■ REQUIREMENTS ■
Give the material again in full, matching it exactly.

----- INFORMATION GIVEN -----

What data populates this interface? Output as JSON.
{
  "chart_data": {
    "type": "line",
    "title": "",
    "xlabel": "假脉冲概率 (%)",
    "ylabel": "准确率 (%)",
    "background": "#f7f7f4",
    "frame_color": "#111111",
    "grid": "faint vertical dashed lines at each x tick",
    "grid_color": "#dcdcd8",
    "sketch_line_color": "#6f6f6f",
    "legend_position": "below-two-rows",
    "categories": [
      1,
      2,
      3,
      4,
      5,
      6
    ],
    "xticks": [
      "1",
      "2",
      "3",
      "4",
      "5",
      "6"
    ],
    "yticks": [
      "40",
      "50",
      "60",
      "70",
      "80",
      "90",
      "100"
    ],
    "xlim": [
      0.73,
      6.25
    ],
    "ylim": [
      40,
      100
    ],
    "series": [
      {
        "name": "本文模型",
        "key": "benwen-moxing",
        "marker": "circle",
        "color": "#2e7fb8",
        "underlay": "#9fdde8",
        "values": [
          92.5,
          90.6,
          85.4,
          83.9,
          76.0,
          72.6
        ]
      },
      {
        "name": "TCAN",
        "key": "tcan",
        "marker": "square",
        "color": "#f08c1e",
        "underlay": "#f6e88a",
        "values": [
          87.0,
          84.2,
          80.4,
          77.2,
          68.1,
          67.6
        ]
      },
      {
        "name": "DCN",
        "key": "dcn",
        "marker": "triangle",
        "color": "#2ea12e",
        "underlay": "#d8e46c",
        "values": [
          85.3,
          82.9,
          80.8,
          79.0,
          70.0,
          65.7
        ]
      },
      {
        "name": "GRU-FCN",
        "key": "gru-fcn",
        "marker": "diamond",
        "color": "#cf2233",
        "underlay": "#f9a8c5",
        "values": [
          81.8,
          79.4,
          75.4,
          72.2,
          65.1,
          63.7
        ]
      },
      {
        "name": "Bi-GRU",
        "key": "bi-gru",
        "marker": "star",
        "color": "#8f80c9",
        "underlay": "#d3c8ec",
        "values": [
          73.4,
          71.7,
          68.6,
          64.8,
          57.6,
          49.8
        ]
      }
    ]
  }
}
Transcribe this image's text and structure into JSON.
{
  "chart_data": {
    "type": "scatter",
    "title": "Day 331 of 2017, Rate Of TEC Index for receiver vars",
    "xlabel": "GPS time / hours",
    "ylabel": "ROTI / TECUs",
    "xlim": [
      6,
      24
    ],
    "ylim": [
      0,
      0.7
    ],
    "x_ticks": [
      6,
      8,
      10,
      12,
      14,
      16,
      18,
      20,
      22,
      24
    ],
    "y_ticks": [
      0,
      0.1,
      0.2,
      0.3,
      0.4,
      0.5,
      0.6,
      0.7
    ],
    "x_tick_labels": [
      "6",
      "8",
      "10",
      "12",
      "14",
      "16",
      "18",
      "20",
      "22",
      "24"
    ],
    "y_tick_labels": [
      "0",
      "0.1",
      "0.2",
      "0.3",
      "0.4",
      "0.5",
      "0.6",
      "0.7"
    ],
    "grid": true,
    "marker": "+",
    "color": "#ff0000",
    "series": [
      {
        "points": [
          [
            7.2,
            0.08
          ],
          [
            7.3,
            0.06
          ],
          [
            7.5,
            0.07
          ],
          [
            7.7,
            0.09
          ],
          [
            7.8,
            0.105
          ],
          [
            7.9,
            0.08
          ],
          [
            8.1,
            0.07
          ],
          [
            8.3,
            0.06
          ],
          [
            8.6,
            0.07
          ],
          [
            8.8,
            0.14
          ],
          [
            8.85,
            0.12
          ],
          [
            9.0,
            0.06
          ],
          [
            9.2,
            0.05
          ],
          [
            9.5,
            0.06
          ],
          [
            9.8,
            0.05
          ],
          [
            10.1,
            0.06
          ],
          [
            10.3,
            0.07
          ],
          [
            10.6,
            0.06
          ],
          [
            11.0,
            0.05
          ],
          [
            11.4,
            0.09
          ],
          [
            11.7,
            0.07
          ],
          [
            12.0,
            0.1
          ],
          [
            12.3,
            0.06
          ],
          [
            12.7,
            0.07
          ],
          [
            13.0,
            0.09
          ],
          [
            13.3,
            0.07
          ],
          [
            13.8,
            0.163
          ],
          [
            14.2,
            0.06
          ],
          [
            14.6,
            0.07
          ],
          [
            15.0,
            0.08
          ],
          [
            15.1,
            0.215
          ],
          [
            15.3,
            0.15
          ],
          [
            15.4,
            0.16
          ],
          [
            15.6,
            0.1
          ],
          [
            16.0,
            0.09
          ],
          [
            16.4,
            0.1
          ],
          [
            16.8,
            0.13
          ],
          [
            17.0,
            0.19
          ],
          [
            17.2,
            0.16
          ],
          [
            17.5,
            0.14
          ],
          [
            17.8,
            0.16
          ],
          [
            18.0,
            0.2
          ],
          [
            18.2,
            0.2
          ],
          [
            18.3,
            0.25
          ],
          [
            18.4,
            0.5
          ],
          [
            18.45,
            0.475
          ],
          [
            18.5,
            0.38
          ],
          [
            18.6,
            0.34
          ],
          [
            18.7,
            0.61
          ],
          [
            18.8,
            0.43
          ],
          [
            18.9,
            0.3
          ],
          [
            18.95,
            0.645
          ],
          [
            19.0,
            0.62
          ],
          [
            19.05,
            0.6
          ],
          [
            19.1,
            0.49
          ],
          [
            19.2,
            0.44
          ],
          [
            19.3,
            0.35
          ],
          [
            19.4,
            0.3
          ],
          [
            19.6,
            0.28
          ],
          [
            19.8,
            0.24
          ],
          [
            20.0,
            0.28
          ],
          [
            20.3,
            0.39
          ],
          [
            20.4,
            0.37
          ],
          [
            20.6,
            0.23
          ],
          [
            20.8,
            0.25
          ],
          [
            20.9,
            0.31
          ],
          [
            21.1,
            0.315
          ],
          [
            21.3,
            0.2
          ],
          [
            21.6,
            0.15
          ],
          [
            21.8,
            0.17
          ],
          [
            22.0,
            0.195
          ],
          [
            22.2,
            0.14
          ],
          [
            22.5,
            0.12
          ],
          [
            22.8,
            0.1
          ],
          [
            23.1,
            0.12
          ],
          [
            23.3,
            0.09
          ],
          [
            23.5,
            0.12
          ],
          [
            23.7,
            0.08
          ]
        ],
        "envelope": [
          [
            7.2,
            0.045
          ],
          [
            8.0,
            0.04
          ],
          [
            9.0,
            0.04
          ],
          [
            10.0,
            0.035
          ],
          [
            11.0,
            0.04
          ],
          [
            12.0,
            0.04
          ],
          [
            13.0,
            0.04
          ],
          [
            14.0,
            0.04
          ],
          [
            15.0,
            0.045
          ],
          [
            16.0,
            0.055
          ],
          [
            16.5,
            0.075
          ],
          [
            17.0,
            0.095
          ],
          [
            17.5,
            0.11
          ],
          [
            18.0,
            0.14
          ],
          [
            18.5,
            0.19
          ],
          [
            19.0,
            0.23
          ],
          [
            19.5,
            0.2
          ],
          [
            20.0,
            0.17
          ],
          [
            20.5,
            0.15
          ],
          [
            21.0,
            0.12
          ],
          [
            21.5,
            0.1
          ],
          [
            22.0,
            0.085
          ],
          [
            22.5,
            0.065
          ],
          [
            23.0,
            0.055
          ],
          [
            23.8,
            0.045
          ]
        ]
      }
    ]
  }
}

-----

■ ANSWER TO THIS TASK ■
What data populates this interface? Output as JSON.
{
  "chart_data": {
    "type": "line",
    "title": "",
    "xlabel": "假脉冲概率 (%)",
    "ylabel": "准确率 (%)",
    "background": "#f7f7f4",
    "frame_color": "#111111",
    "grid": "faint vertical dashed lines at each x tick",
    "grid_color": "#dcdcd8",
    "sketch_line_color": "#6f6f6f",
    "legend_position": "below-two-rows",
    "categories": [
      1,
      2,
      3,
      4,
      5,
      6
    ],
    "xticks": [
      "1",
      "2",
      "3",
      "4",
      "5",
      "6"
    ],
    "yticks": [
      "40",
      "50",
      "60",
      "70",
      "80",
      "90",
      "100"
    ],
    "xlim": [
      0.73,
      6.25
    ],
    "ylim": [
      40,
      100
    ],
    "series": [
      {
        "name": "本文模型",
        "key": "benwen-moxing",
        "marker": "circle",
        "color": "#2e7fb8",
        "underlay": "#9fdde8",
        "values": [
          92.5,
          90.6,
          85.4,
          83.9,
          76.0,
          72.6
        ]
      },
      {
        "name": "TCAN",
        "key": "tcan",
        "marker": "square",
        "color": "#f08c1e",
        "underlay": "#f6e88a",
        "values": [
          87.0,
          84.2,
          80.4,
          77.2,
          68.1,
          67.6
        ]
      },
      {
        "name": "DCN",
        "key": "dcn",
        "marker": "triangle",
        "color": "#2ea12e",
        "underlay": "#d8e46c",
        "values": [
          85.3,
          82.9,
          80.8,
          79.0,
          70.0,
          65.7
        ]
      },
      {
        "name": "GRU-FCN",
        "key": "gru-fcn",
        "marker": "diamond",
        "color": "#cf2233",
        "underlay": "#f9a8c5",
        "values": [
          81.8,
          79.4,
          75.4,
          72.2,
          65.1,
          63.7
        ]
      },
      {
        "name": "Bi-GRU",
        "key": "bi-gru",
        "marker": "star",
        "color": "#8f80c9",
        "underlay": "#d3c8ec",
        "values": [
          73.4,
          71.7,
          68.6,
          64.8,
          57.6,
          49.8
        ]
      }
    ]
  }
}
Transcribe this image's text and structure into JSON.
{
  "chart_data": {
    "type": "scatter",
    "title": "Day 331 of 2017, Rate Of TEC Index for receiver vars",
    "xlabel": "GPS time / hours",
    "ylabel": "ROTI / TECUs",
    "xlim": [
      6,
      24
    ],
    "ylim": [
      0,
      0.7
    ],
    "x_ticks": [
      6,
      8,
      10,
      12,
      14,
      16,
      18,
      20,
      22,
      24
    ],
    "y_ticks": [
      0,
      0.1,
      0.2,
      0.3,
      0.4,
      0.5,
      0.6,
      0.7
    ],
    "x_tick_labels": [
      "6",
      "8",
      "10",
      "12",
      "14",
      "16",
      "18",
      "20",
      "22",
      "24"
    ],
    "y_tick_labels": [
      "0",
      "0.1",
      "0.2",
      "0.3",
      "0.4",
      "0.5",
      "0.6",
      "0.7"
    ],
    "grid": true,
    "marker": "+",
    "color": "#ff0000",
    "series": [
      {
        "points": [
          [
            7.2,
            0.08
          ],
          [
            7.3,
            0.06
          ],
          [
            7.5,
            0.07
          ],
          [
            7.7,
            0.09
          ],
          [
            7.8,
            0.105
          ],
          [
            7.9,
            0.08
          ],
          [
            8.1,
            0.07
          ],
          [
            8.3,
            0.06
          ],
          [
            8.6,
            0.07
          ],
          [
            8.8,
            0.14
          ],
          [
            8.85,
            0.12
          ],
          [
            9.0,
            0.06
          ],
          [
            9.2,
            0.05
          ],
          [
            9.5,
            0.06
          ],
          [
            9.8,
            0.05
          ],
          [
            10.1,
            0.06
          ],
          [
            10.3,
            0.07
          ],
          [
            10.6,
            0.06
          ],
          [
            11.0,
            0.05
          ],
          [
            11.4,
            0.09
          ],
          [
            11.7,
            0.07
          ],
          [
            12.0,
            0.1
          ],
          [
            12.3,
            0.06
          ],
          [
            12.7,
            0.07
          ],
          [
            13.0,
            0.09
          ],
          [
            13.3,
            0.07
          ],
          [
            13.8,
            0.163
          ],
          [
            14.2,
            0.06
          ],
          [
            14.6,
            0.07
          ],
          [
            15.0,
            0.08
          ],
          [
            15.1,
            0.215
          ],
          [
            15.3,
            0.15
          ],
          [
            15.4,
            0.16
          ],
          [
            15.6,
            0.1
          ],
          [
            16.0,
            0.09
          ],
          [
            16.4,
            0.1
          ],
          [
            16.8,
            0.13
          ],
          [
            17.0,
            0.19
          ],
          [
            17.2,
            0.16
          ],
          [
            17.5,
            0.14
          ],
          [
            17.8,
            0.16
          ],
          [
            18.0,
            0.2
          ],
          [
            18.2,
            0.2
          ],
          [
            18.3,
            0.25
          ],
          [
            18.4,
            0.5
          ],
          [
            18.45,
            0.475
          ],
          [
            18.5,
            0.38
          ],
          [
            18.6,
            0.34
          ],
          [
            18.7,
            0.61
          ],
          [
            18.8,
            0.43
          ],
          [
            18.9,
            0.3
          ],
          [
            18.95,
            0.645
          ],
          [
            19.0,
            0.62
          ],
          [
            19.05,
            0.6
          ],
          [
            19.1,
            0.49
          ],
          [
            19.2,
            0.44
          ],
          [
            19.3,
            0.35
          ],
          [
            19.4,
            0.3
          ],
          [
            19.6,
            0.28
          ],
          [
            19.8,
            0.24
          ],
          [
            20.0,
            0.28
          ],
          [
            20.3,
            0.39
          ],
          [
            20.4,
            0.37
          ],
          [
            20.6,
            0.23
          ],
          [
            20.8,
            0.25
          ],
          [
            20.9,
            0.31
          ],
          [
            21.1,
            0.315
          ],
          [
            21.3,
            0.2
          ],
          [
            21.6,
            0.15
          ],
          [
            21.8,
            0.17
          ],
          [
            22.0,
            0.195
          ],
          [
            22.2,
            0.14
          ],
          [
            22.5,
            0.12
          ],
          [
            22.8,
            0.1
          ],
          [
            23.1,
            0.12
          ],
          [
            23.3,
            0.09
          ],
          [
            23.5,
            0.12
          ],
          [
            23.7,
            0.08
          ]
        ],
        "envelope": [
          [
            7.2,
            0.045
          ],
          [
            8.0,
            0.04
          ],
          [
            9.0,
            0.04
          ],
          [
            10.0,
            0.035
          ],
          [
            11.0,
            0.04
          ],
          [
            12.0,
            0.04
          ],
          [
            13.0,
            0.04
          ],
          [
            14.0,
            0.04
          ],
          [
            15.0,
            0.045
          ],
          [
            16.0,
            0.055
          ],
          [
            16.5,
            0.075
          ],
          [
            17.0,
            0.095
          ],
          [
            17.5,
            0.11
          ],
          [
            18.0,
            0.14
          ],
          [
            18.5,
            0.19
          ],
          [
            19.0,
            0.23
          ],
          [
            19.5,
            0.2
          ],
          [
            20.0,
            0.17
          ],
          [
            20.5,
            0.15
          ],
          [
            21.0,
            0.12
          ],
          [
            21.5,
            0.1
          ],
          [
            22.0,
            0.085
          ],
          [
            22.5,
            0.065
          ],
          [
            23.0,
            0.055
          ],
          [
            23.8,
            0.045
          ]
        ]
      }
    ]
  }
}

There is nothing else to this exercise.